Work to complete:
Find all lines in the records that include the word "text", and copy them out.

Figure dataset records:
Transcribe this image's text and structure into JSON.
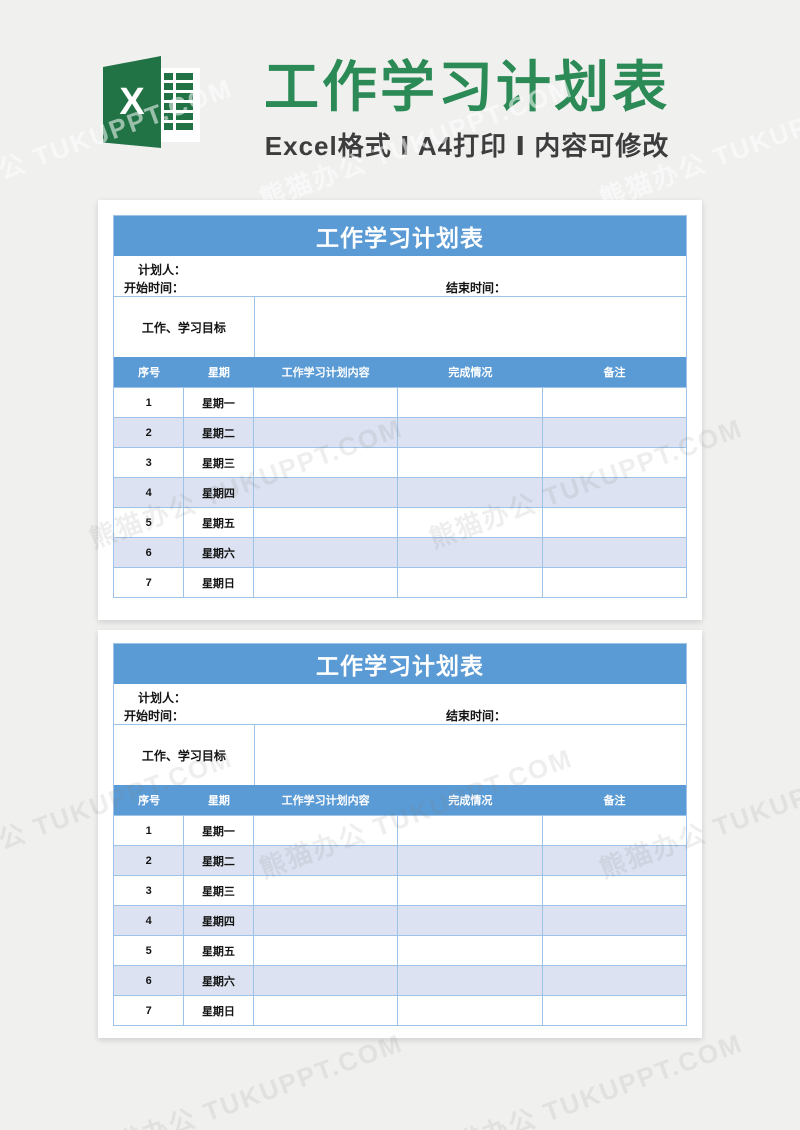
{
  "banner": {
    "title": "工作学习计划表",
    "subtitle": "Excel格式 Ⅰ A4打印 Ⅰ 内容可修改",
    "icon_letter": "X"
  },
  "watermark": {
    "text": "熊猫办公 TUKUPPT.COM"
  },
  "sheet": {
    "title": "工作学习计划表",
    "planner_label": "计划人：",
    "start_label": "开始时间：",
    "end_label": "结束时间：",
    "goal_label": "工作、学习目标",
    "columns": [
      "序号",
      "星期",
      "工作学习计划内容",
      "完成情况",
      "备注"
    ],
    "rows": [
      {
        "no": "1",
        "day": "星期一"
      },
      {
        "no": "2",
        "day": "星期二"
      },
      {
        "no": "3",
        "day": "星期三"
      },
      {
        "no": "4",
        "day": "星期四"
      },
      {
        "no": "5",
        "day": "星期五"
      },
      {
        "no": "6",
        "day": "星期六"
      },
      {
        "no": "7",
        "day": "星期日"
      }
    ]
  },
  "colors": {
    "excel_green": "#217346",
    "title_green": "#2B8A55",
    "header_blue": "#5B9BD5",
    "row_alt_blue": "#DCE2F1",
    "table_border_blue": "#9DC3E6"
  }
}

Problem solution:
Transcribe this image's text and structure into JSON.
    "text": "熊猫办公 TUKUPPT.COM"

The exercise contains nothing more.